TASK GOAL
Your task is to output the entries below word for word.

------------------------------

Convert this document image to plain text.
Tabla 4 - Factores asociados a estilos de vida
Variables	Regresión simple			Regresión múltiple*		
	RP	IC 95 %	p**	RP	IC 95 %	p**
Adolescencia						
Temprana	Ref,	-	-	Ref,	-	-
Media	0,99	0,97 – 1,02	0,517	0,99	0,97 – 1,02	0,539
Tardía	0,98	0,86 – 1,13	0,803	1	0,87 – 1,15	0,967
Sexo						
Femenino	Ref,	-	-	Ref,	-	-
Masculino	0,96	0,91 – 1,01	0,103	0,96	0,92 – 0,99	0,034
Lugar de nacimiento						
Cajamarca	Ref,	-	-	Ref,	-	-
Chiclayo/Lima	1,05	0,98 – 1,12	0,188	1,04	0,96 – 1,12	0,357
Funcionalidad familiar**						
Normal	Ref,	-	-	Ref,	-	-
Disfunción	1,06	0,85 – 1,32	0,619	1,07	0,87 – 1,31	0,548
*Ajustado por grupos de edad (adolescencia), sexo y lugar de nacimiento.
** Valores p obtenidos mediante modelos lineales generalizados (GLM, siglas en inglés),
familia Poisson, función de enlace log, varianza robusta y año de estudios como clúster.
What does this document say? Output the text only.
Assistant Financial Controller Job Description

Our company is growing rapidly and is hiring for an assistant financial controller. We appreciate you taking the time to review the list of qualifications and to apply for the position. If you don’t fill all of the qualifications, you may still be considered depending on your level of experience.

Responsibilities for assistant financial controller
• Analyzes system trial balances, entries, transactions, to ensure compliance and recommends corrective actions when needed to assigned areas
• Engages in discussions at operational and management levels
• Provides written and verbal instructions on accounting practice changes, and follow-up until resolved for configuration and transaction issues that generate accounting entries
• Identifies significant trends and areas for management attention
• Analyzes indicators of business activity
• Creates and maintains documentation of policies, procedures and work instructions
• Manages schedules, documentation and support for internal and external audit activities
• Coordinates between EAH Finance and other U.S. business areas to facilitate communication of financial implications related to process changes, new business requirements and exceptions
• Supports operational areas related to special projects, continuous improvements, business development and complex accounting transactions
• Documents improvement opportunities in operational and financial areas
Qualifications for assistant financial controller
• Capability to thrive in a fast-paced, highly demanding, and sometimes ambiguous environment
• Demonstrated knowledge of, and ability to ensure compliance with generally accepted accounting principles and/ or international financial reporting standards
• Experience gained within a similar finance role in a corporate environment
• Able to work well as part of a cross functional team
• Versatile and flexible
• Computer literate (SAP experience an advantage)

------------------------------

ANSWER TO THE EXERCISE
Convert this document image to plain text.
Tabla 4 - Factores asociados a estilos de vida
Variables	Regresión simple			Regresión múltiple*		
	RP	IC 95 %	p**	RP	IC 95 %	p**
Adolescencia						
Temprana	Ref,	-	-	Ref,	-	-
Media	0,99	0,97 – 1,02	0,517	0,99	0,97 – 1,02	0,539
Tardía	0,98	0,86 – 1,13	0,803	1	0,87 – 1,15	0,967
Sexo						
Femenino	Ref,	-	-	Ref,	-	-
Masculino	0,96	0,91 – 1,01	0,103	0,96	0,92 – 0,99	0,034
Lugar de nacimiento						
Cajamarca	Ref,	-	-	Ref,	-	-
Chiclayo/Lima	1,05	0,98 – 1,12	0,188	1,04	0,96 – 1,12	0,357
Funcionalidad familiar**						
Normal	Ref,	-	-	Ref,	-	-
Disfunción	1,06	0,85 – 1,32	0,619	1,07	0,87 – 1,31	0,548
*Ajustado por grupos de edad (adolescencia), sexo y lugar de nacimiento.
** Valores p obtenidos mediante modelos lineales generalizados (GLM, siglas en inglés),
familia Poisson, función de enlace log, varianza robusta y año de estudios como clúster.
What does this document say? Output the text only.
Assistant Financial Controller Job Description

Our company is growing rapidly and is hiring for an assistant financial controller. We appreciate you taking the time to review the list of qualifications and to apply for the position. If you don’t fill all of the qualifications, you may still be considered depending on your level of experience.

Responsibilities for assistant financial controller
• Analyzes system trial balances, entries, transactions, to ensure compliance and recommends corrective actions when needed to assigned areas
• Engages in discussions at operational and management levels
• Provides written and verbal instructions on accounting practice changes, and follow-up until resolved for configuration and transaction issues that generate accounting entries
• Identifies significant trends and areas for management attention
• Analyzes indicators of business activity
• Creates and maintains documentation of policies, procedures and work instructions
• Manages schedules, documentation and support for internal and external audit activities
• Coordinates between EAH Finance and other U.S. business areas to facilitate communication of financial implications related to process changes, new business requirements and exceptions
• Supports operational areas related to special projects, continuous improvements, business development and complex accounting transactions
• Documents improvement opportunities in operational and financial areas
Qualifications for assistant financial controller
• Capability to thrive in a fast-paced, highly demanding, and sometimes ambiguous environment
• Demonstrated knowledge of, and ability to ensure compliance with generally accepted accounting principles and/ or international financial reporting standards
• Experience gained within a similar finance role in a corporate environment
• Able to work well as part of a cross functional team
• Versatile and flexible
• Computer literate (SAP experience an advantage)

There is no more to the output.